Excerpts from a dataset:
Segment Open
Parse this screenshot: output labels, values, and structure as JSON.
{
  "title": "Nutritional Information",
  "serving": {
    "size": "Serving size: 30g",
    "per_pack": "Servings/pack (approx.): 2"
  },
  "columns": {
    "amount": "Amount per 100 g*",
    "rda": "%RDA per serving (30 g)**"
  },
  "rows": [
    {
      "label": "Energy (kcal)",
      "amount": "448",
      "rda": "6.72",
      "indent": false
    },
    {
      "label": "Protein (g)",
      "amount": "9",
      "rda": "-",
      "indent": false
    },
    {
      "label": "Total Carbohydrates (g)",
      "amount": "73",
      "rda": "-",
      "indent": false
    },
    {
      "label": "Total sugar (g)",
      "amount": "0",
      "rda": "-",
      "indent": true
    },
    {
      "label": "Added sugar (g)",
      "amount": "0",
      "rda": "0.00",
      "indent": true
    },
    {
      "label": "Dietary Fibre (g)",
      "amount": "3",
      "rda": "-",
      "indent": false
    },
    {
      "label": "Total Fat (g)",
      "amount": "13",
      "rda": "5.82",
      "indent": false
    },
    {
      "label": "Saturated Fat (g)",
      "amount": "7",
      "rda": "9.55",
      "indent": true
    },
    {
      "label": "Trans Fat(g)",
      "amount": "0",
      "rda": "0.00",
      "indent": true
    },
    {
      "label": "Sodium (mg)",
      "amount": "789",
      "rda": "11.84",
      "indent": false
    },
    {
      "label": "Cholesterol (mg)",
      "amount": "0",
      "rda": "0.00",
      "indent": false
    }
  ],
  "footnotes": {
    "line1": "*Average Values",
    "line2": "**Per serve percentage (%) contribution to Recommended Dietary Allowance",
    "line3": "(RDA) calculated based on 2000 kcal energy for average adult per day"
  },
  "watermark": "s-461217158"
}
Segment Closed
YOUR OBJECTIVE: Restate the records above word for word, omitting nothing.

TASK SOLUTION:
Parse this screenshot: output labels, values, and structure as JSON.
{
  "title": "Nutritional Information",
  "serving": {
    "size": "Serving size: 30g",
    "per_pack": "Servings/pack (approx.): 2"
  },
  "columns": {
    "amount": "Amount per 100 g*",
    "rda": "%RDA per serving (30 g)**"
  },
  "rows": [
    {
      "label": "Energy (kcal)",
      "amount": "448",
      "rda": "6.72",
      "indent": false
    },
    {
      "label": "Protein (g)",
      "amount": "9",
      "rda": "-",
      "indent": false
    },
    {
      "label": "Total Carbohydrates (g)",
      "amount": "73",
      "rda": "-",
      "indent": false
    },
    {
      "label": "Total sugar (g)",
      "amount": "0",
      "rda": "-",
      "indent": true
    },
    {
      "label": "Added sugar (g)",
      "amount": "0",
      "rda": "0.00",
      "indent": true
    },
    {
      "label": "Dietary Fibre (g)",
      "amount": "3",
      "rda": "-",
      "indent": false
    },
    {
      "label": "Total Fat (g)",
      "amount": "13",
      "rda": "5.82",
      "indent": false
    },
    {
      "label": "Saturated Fat (g)",
      "amount": "7",
      "rda": "9.55",
      "indent": true
    },
    {
      "label": "Trans Fat(g)",
      "amount": "0",
      "rda": "0.00",
      "indent": true
    },
    {
      "label": "Sodium (mg)",
      "amount": "789",
      "rda": "11.84",
      "indent": false
    },
    {
      "label": "Cholesterol (mg)",
      "amount": "0",
      "rda": "0.00",
      "indent": false
    }
  ],
  "footnotes": {
    "line1": "*Average Values",
    "line2": "**Per serve percentage (%) contribution to Recommended Dietary Allowance",
    "line3": "(RDA) calculated based on 2000 kcal energy for average adult per day"
  },
  "watermark": "s-461217158"
}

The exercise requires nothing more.